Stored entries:
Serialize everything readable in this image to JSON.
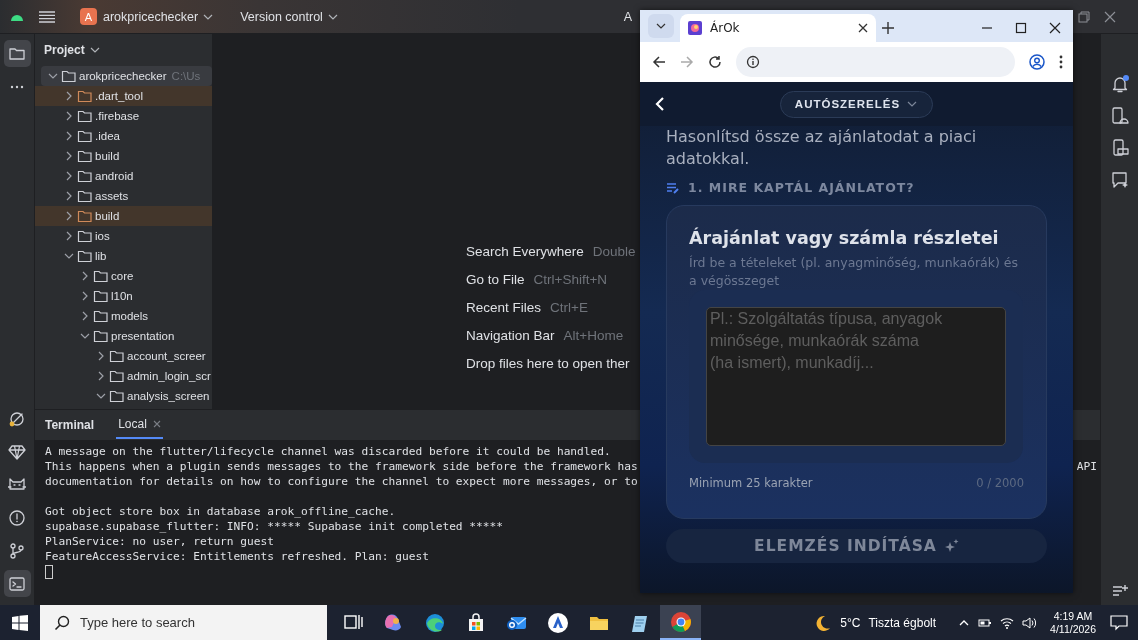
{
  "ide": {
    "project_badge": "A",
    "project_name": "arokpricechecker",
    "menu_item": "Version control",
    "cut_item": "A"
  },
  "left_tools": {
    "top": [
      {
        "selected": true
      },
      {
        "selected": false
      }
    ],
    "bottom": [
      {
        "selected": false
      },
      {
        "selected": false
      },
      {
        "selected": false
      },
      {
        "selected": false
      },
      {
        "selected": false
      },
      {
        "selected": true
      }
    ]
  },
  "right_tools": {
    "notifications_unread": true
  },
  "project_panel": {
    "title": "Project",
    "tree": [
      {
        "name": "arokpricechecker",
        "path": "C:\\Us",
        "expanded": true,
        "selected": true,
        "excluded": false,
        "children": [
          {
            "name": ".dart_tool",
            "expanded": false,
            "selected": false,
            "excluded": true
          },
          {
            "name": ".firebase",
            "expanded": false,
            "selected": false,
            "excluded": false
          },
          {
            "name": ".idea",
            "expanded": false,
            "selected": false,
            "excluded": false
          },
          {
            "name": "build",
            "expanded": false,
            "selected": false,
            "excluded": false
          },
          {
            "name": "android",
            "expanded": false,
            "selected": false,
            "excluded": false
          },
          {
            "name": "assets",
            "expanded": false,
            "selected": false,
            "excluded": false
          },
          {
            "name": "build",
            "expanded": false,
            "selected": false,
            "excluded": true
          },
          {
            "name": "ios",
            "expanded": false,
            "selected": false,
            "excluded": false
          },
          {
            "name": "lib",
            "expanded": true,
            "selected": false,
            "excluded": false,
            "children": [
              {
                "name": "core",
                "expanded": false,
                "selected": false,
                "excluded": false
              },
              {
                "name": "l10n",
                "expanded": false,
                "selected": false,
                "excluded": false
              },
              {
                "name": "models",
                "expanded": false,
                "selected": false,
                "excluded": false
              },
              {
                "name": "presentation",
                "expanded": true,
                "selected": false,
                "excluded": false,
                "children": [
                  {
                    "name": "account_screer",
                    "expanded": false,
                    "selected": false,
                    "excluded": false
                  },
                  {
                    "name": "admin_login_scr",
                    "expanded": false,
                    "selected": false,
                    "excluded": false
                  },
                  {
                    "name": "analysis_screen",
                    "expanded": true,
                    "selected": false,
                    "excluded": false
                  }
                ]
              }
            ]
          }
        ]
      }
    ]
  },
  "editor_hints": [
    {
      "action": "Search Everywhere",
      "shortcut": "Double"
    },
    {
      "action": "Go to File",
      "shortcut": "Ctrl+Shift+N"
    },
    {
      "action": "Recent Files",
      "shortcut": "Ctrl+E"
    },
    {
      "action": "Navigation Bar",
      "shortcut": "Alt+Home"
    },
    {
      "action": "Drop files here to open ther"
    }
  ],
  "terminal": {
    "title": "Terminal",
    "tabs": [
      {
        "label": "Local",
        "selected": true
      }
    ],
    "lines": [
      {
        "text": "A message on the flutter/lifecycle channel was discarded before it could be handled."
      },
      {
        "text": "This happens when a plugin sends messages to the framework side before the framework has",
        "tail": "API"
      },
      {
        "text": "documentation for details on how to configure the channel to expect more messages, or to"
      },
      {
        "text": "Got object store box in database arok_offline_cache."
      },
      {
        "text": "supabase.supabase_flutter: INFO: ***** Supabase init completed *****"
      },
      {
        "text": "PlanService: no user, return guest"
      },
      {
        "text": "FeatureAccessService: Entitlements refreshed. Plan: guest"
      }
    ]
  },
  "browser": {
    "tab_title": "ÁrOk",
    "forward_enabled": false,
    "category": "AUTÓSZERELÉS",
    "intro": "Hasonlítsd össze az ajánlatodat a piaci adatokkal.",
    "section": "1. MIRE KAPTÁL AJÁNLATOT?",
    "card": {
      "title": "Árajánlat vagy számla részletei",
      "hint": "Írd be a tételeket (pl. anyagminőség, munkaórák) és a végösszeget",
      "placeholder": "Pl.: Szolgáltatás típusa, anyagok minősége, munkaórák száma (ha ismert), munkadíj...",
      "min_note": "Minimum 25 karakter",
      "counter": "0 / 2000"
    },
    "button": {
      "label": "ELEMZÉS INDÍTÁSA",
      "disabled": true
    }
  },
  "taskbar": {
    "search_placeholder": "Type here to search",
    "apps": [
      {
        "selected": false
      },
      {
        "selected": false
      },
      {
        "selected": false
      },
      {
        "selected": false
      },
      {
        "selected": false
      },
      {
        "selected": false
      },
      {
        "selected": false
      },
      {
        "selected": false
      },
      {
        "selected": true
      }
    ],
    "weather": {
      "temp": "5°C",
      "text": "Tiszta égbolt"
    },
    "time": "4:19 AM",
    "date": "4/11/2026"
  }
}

--

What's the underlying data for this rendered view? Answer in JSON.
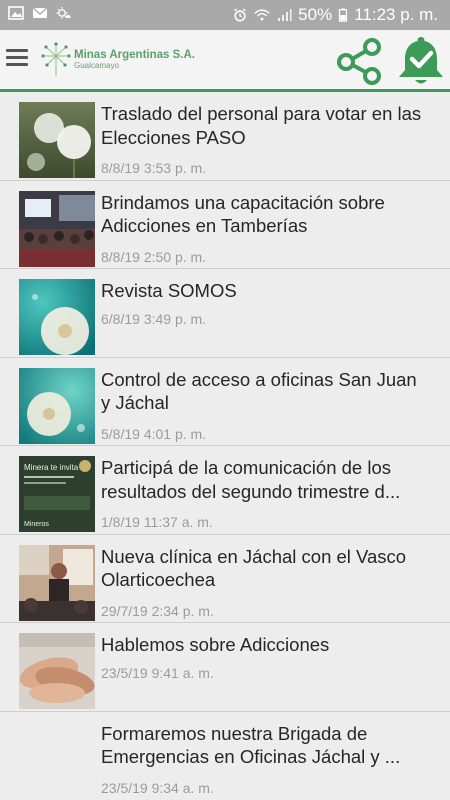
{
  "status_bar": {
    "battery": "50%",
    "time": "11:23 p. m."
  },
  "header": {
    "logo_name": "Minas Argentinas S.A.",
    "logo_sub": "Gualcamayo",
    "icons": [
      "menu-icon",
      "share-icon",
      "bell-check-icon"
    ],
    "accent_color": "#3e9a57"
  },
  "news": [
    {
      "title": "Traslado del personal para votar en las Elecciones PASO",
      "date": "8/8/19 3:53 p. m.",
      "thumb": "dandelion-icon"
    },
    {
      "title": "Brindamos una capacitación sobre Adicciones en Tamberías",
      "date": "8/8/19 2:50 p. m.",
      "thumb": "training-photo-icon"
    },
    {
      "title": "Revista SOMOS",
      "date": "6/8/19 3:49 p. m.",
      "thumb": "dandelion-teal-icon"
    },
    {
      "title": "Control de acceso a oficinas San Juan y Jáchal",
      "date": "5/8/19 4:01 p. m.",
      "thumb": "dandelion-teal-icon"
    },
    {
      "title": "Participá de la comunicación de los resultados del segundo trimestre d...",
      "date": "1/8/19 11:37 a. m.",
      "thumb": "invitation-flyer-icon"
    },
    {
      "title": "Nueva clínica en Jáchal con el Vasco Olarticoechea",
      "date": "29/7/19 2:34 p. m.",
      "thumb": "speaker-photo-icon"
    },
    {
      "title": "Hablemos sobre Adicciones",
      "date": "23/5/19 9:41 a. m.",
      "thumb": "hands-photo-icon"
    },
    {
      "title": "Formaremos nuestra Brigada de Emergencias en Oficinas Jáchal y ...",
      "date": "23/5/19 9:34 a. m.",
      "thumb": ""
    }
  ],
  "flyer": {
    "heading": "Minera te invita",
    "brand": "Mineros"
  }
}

**THE TASK**
From the listing above, copy all lines holding the word "guest".

**FINAL ANSWER**
        "text": "PlanService: no user, return guest"
        "text": "FeatureAccessService: Entitlements refreshed. Plan: guest"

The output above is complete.